* [Task details]: For this exercise, copy out each line of the material below that includes "Shipped".

* [Dataset items]:
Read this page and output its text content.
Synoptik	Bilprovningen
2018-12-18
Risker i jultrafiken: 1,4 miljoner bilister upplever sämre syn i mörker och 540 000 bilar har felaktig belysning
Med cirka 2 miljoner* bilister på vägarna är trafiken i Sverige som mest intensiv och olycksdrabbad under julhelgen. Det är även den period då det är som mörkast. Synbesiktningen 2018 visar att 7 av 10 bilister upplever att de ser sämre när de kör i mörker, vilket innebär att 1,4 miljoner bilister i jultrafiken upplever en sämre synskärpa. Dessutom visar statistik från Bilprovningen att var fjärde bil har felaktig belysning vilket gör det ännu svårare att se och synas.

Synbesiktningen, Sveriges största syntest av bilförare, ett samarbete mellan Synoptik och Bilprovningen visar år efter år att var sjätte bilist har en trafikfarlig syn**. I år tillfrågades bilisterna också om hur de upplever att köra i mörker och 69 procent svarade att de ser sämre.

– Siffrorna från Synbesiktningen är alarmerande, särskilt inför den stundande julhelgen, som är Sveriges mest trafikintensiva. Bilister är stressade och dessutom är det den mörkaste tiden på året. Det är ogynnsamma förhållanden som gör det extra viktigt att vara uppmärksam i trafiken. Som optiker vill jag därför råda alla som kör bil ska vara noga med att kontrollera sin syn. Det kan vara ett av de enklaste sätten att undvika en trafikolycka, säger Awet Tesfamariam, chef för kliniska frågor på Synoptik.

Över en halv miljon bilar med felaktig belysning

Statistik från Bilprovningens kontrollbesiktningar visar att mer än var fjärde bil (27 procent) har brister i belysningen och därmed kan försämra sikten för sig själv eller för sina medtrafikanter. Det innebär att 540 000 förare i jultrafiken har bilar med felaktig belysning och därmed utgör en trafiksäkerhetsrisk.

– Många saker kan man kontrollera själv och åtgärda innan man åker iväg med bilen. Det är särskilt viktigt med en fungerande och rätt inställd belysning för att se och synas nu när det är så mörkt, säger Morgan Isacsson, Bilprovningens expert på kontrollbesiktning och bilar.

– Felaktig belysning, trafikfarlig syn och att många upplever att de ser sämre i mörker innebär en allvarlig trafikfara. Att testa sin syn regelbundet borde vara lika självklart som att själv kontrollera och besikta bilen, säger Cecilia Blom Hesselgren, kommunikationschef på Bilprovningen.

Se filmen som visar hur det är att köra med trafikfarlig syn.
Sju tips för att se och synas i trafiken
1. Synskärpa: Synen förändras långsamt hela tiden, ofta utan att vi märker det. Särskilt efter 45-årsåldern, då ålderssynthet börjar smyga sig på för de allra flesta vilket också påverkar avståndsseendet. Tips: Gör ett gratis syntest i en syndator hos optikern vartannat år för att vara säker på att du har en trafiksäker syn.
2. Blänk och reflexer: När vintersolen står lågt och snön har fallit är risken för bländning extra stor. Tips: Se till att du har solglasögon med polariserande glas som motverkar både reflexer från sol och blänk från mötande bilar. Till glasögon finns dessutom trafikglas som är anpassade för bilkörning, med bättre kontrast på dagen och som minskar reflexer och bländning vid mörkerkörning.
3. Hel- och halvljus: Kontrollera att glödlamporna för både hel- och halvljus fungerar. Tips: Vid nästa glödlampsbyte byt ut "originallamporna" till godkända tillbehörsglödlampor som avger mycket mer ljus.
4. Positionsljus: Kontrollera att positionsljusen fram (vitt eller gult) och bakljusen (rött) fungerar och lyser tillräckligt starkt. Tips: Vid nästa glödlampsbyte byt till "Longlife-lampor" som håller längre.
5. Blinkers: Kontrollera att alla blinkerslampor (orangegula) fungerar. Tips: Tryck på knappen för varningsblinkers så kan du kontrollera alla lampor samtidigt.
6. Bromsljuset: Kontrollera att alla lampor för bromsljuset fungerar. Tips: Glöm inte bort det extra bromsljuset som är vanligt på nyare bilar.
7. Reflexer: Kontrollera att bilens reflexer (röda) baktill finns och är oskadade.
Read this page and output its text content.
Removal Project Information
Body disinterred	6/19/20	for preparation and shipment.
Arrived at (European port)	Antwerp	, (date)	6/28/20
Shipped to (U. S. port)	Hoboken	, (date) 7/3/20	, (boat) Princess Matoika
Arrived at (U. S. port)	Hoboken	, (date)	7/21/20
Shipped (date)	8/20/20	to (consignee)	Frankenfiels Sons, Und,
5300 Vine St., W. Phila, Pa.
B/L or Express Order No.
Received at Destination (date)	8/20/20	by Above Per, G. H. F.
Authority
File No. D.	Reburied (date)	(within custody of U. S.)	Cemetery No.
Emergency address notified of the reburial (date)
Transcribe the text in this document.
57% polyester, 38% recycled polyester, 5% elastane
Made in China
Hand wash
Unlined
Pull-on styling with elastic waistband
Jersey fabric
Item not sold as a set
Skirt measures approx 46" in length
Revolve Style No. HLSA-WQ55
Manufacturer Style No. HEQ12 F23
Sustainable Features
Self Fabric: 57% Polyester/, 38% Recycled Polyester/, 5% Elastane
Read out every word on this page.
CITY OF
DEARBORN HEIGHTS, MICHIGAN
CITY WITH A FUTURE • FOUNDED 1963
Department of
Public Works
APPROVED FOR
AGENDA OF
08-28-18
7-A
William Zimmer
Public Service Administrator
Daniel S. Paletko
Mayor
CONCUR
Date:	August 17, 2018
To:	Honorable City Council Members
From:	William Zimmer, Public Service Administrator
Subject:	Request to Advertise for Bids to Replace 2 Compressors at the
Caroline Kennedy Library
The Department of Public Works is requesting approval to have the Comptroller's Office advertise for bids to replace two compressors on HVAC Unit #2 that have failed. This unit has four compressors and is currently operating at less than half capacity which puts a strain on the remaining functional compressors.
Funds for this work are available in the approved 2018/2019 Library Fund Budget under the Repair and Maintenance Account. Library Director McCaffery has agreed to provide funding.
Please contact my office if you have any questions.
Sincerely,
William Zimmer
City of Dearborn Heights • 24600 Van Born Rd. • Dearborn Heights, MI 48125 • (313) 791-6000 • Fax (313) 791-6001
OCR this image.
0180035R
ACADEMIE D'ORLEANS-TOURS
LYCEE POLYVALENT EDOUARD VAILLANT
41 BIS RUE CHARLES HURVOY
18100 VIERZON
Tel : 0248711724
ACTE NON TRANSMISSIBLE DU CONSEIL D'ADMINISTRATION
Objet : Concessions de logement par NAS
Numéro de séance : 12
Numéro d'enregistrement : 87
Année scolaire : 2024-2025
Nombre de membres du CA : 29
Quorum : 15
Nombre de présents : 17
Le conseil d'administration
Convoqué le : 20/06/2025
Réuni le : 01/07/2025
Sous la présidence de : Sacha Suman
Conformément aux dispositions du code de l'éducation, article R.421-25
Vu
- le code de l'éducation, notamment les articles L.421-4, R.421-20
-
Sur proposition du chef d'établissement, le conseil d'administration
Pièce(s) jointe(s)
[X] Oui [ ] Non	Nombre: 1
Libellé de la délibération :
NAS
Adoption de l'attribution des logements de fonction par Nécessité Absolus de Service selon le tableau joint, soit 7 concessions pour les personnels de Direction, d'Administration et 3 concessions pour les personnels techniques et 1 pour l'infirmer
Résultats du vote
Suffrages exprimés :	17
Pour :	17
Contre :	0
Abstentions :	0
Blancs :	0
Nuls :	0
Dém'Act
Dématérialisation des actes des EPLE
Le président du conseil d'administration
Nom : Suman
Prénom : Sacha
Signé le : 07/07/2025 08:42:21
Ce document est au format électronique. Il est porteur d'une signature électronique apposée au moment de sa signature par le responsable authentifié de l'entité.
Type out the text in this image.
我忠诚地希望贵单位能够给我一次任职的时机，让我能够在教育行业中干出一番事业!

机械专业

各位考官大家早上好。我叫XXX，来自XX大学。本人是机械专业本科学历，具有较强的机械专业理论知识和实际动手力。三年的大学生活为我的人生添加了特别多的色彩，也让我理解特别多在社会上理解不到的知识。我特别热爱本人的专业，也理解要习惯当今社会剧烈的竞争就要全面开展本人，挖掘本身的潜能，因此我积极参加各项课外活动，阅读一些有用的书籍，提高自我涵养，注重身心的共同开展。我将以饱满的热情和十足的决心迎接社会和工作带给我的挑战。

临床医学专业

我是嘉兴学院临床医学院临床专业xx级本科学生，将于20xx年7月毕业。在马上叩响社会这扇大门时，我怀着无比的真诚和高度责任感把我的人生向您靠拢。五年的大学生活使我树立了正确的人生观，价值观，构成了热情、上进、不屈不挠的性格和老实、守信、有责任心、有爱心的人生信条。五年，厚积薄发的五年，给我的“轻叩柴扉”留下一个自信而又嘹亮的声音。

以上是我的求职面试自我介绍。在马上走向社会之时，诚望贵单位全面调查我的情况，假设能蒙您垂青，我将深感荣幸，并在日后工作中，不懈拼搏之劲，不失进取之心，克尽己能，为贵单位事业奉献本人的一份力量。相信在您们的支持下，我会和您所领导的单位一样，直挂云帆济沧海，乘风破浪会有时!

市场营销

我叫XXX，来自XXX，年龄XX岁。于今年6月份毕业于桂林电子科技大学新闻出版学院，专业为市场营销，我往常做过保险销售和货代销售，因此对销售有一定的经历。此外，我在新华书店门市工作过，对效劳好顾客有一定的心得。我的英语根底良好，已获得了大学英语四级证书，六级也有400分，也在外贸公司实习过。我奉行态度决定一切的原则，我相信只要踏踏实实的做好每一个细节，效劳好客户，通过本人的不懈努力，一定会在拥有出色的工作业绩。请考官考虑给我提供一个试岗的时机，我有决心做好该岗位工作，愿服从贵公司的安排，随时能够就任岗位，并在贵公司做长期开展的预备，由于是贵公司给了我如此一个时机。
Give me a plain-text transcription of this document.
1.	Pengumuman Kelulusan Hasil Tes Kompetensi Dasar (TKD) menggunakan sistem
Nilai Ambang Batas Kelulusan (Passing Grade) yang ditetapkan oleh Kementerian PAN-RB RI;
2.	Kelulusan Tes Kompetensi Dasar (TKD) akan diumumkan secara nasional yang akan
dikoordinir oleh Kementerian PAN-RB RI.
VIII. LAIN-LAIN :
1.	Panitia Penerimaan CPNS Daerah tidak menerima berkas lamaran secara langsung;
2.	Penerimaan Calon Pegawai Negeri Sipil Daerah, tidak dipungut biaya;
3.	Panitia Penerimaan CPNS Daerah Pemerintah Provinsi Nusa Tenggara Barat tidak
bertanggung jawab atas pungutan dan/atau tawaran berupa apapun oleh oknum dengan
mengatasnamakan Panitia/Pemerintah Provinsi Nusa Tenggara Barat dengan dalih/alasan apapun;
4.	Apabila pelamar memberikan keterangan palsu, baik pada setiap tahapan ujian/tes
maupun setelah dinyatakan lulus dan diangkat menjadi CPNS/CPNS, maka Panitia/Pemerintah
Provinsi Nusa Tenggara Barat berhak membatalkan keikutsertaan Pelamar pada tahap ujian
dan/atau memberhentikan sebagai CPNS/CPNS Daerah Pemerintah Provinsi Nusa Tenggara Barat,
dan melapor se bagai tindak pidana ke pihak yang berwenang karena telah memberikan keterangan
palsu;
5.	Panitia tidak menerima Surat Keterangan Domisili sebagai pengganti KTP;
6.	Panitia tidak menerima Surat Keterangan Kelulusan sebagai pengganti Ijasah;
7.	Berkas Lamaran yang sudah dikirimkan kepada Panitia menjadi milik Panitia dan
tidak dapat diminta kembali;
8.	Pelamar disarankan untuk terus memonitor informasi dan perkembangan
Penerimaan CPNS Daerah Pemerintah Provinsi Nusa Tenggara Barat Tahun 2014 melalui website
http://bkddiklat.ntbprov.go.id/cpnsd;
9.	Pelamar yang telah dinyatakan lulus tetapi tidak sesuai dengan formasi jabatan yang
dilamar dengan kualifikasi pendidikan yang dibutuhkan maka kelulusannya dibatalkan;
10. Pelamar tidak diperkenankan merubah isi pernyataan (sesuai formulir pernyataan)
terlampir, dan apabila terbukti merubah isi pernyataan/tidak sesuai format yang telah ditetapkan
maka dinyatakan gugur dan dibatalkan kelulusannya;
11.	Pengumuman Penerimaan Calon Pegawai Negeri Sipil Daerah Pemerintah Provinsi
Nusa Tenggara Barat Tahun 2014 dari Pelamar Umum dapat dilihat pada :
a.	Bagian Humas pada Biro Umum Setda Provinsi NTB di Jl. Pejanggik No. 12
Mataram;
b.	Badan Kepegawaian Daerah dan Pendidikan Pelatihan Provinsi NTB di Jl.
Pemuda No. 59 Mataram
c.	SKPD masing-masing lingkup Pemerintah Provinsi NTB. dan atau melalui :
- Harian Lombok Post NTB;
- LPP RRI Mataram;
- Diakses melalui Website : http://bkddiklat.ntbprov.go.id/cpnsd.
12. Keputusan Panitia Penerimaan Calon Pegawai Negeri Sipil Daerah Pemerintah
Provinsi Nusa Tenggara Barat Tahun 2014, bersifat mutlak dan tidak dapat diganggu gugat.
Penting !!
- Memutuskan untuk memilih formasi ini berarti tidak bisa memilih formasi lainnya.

* [Task solution]:
Shipped to (U. S. port)	Hoboken	, (date) 7/3/20	, (boat) Princess Matoika
Shipped (date)	8/20/20	to (consignee)	Frankenfiels Sons, Und,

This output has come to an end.